[Stored data]
>> BEGIN
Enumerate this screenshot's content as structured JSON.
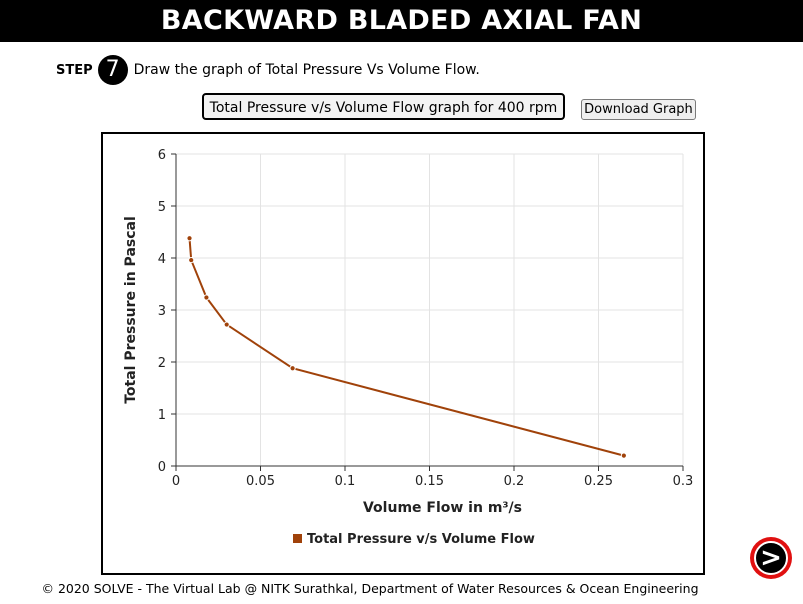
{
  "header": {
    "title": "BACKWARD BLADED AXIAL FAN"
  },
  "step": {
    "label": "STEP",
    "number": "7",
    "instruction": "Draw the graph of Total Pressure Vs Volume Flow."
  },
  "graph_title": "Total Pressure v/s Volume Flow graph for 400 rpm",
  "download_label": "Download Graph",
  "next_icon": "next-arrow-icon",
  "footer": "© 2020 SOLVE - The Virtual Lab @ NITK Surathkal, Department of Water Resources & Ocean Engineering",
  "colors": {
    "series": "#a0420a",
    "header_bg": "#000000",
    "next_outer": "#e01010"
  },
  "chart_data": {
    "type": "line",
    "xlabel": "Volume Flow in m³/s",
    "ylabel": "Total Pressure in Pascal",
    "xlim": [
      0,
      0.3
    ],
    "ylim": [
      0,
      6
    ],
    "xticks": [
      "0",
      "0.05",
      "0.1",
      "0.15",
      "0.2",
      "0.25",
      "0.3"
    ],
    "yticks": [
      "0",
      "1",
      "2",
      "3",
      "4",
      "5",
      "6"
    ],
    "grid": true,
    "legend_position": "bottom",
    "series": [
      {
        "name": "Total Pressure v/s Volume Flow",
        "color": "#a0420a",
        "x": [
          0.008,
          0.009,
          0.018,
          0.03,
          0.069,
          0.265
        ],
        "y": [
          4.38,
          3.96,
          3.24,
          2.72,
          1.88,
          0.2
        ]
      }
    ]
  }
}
>> END
__What is needed__
Except for the pictures, give all the material above again verbatim.

__Finished exercise__
Enumerate this screenshot's content as structured JSON.
{
  "header": {
    "title": "BACKWARD BLADED AXIAL FAN"
  },
  "step": {
    "label": "STEP",
    "number": "7",
    "instruction": "Draw the graph of Total Pressure Vs Volume Flow."
  },
  "graph_title": "Total Pressure v/s Volume Flow graph for 400 rpm",
  "download_label": "Download Graph",
  "next_icon": "next-arrow-icon",
  "footer": "© 2020 SOLVE - The Virtual Lab @ NITK Surathkal, Department of Water Resources & Ocean Engineering",
  "colors": {
    "series": "#a0420a",
    "header_bg": "#000000",
    "next_outer": "#e01010"
  },
  "chart_data": {
    "type": "line",
    "xlabel": "Volume Flow in m³/s",
    "ylabel": "Total Pressure in Pascal",
    "xlim": [
      0,
      0.3
    ],
    "ylim": [
      0,
      6
    ],
    "xticks": [
      "0",
      "0.05",
      "0.1",
      "0.15",
      "0.2",
      "0.25",
      "0.3"
    ],
    "yticks": [
      "0",
      "1",
      "2",
      "3",
      "4",
      "5",
      "6"
    ],
    "grid": true,
    "legend_position": "bottom",
    "series": [
      {
        "name": "Total Pressure v/s Volume Flow",
        "color": "#a0420a",
        "x": [
          0.008,
          0.009,
          0.018,
          0.03,
          0.069,
          0.265
        ],
        "y": [
          4.38,
          3.96,
          3.24,
          2.72,
          1.88,
          0.2
        ]
      }
    ]
  }
}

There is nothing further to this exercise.